## EXERCISE BRIEF:
Look for the string "Than" in every line, and copy each line that has it.

## LISTED ENTRIES:
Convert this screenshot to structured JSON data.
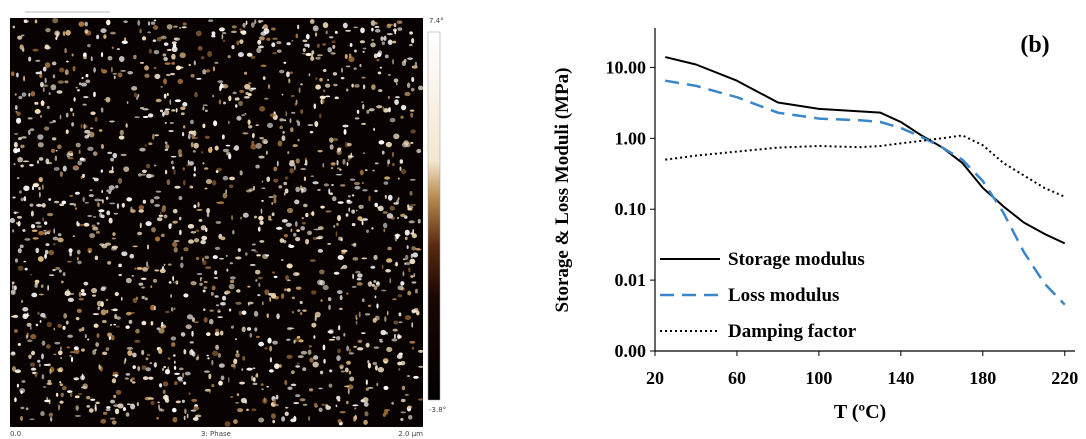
{
  "image_panel": {
    "colorbar_max": "7.4°",
    "colorbar_min": "-3.8°",
    "x_start": "0.0",
    "channel": "3: Phase",
    "x_end": "2.0 µm"
  },
  "chart_data": {
    "type": "line",
    "annotation": "(b)",
    "annotation_color": "#2e7ec4",
    "x_label": "T (ºC)",
    "y_label": "Storage & Loss Moduli (MPa)",
    "log_y": true,
    "legend": "lower left",
    "x": [
      25,
      40,
      60,
      80,
      100,
      120,
      130,
      140,
      150,
      160,
      170,
      180,
      190,
      200,
      210,
      220
    ],
    "series": [
      {
        "name": "Storage modulus",
        "color": "#000000",
        "line_style": "solid",
        "values": [
          14,
          11,
          6.5,
          3.2,
          2.6,
          2.4,
          2.3,
          1.7,
          1.1,
          0.75,
          0.45,
          0.2,
          0.11,
          0.065,
          0.045,
          0.033
        ]
      },
      {
        "name": "Loss modulus",
        "color": "#3a86c8",
        "line_style": "dashed",
        "values": [
          6.5,
          5.5,
          3.8,
          2.3,
          1.9,
          1.8,
          1.7,
          1.4,
          1.05,
          0.75,
          0.5,
          0.25,
          0.09,
          0.025,
          0.009,
          0.0045
        ]
      },
      {
        "name": "Damping factor",
        "color": "#000000",
        "line_style": "dotted",
        "values": [
          0.5,
          0.57,
          0.65,
          0.74,
          0.78,
          0.75,
          0.78,
          0.85,
          0.92,
          1.0,
          1.1,
          0.8,
          0.45,
          0.3,
          0.2,
          0.15
        ]
      }
    ],
    "xlim": [
      20,
      225
    ],
    "xticks": [
      20,
      60,
      100,
      140,
      180,
      220
    ],
    "ylim": [
      0.001,
      36
    ],
    "yticks": [
      {
        "value": 0.001,
        "label": "0.00"
      },
      {
        "value": 0.01,
        "label": "0.01"
      },
      {
        "value": 0.1,
        "label": "0.10"
      },
      {
        "value": 1,
        "label": "1.00"
      },
      {
        "value": 10,
        "label": "10.00"
      }
    ]
  }
}
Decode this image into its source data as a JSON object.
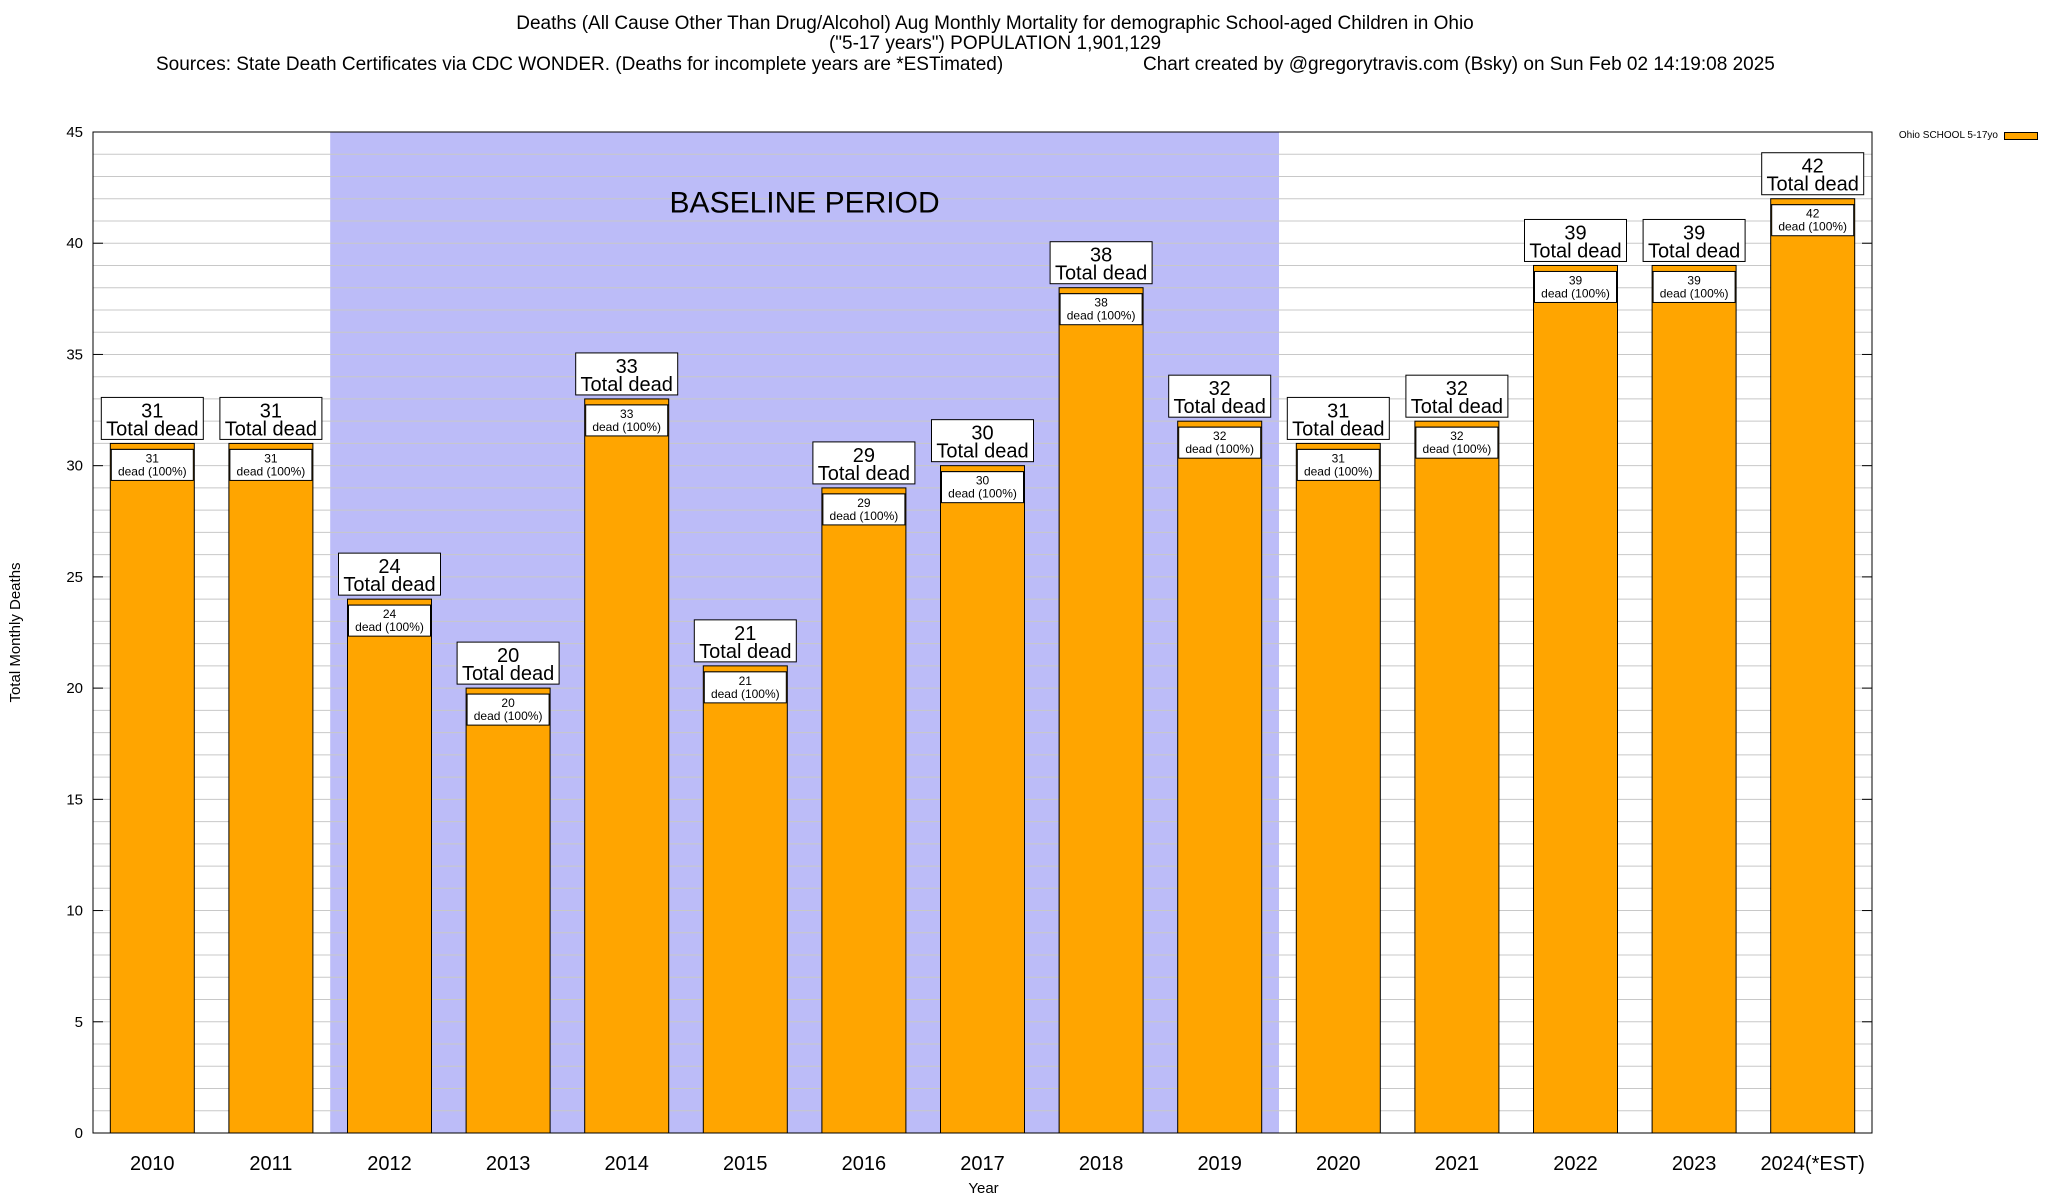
{
  "title_lines": [
    "Deaths (All Cause Other Than Drug/Alcohol) Aug Monthly Mortality for demographic School-aged Children in Ohio",
    "(\"5-17 years\") POPULATION 1,901,129"
  ],
  "sources": "Sources: State Death Certificates via CDC WONDER. (Deaths for incomplete years are *ESTimated)",
  "credit": "Chart created by @gregorytravis.com (Bsky) on Sun Feb 02 14:19:08 2025",
  "legend_label": "Ohio SCHOOL 5-17yo",
  "baseline_label": "BASELINE PERIOD",
  "colors": {
    "bar": "#ffa500",
    "baseline": "#bcbcf8",
    "grid": "#c8c8c8"
  },
  "chart_data": {
    "type": "bar",
    "title": "Deaths (All Cause Other Than Drug/Alcohol) Aug Monthly Mortality for demographic School-aged Children in Ohio",
    "xlabel": "Year",
    "ylabel": "Total Monthly Deaths",
    "ylim": [
      0,
      45
    ],
    "yticks": [
      0,
      5,
      10,
      15,
      20,
      25,
      30,
      35,
      40,
      45
    ],
    "categories": [
      "2010",
      "2011",
      "2012",
      "2013",
      "2014",
      "2015",
      "2016",
      "2017",
      "2018",
      "2019",
      "2020",
      "2021",
      "2022",
      "2023",
      "2024(*EST)"
    ],
    "series": [
      {
        "name": "Ohio SCHOOL 5-17yo",
        "values": [
          31,
          31,
          24,
          20,
          33,
          21,
          29,
          30,
          38,
          32,
          31,
          32,
          39,
          39,
          42
        ]
      }
    ],
    "total_label": "Total dead",
    "inner_label": "dead (100%)",
    "baseline_period": [
      "2012",
      "2019"
    ]
  }
}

## ANSWER TO THE TASK:
    "Deaths (All Cause Other Than Drug/Alcohol) Aug Monthly Mortality for demographic School-aged Children in Ohio",
    "title": "Deaths (All Cause Other Than Drug/Alcohol) Aug Monthly Mortality for demographic School-aged Children in Ohio",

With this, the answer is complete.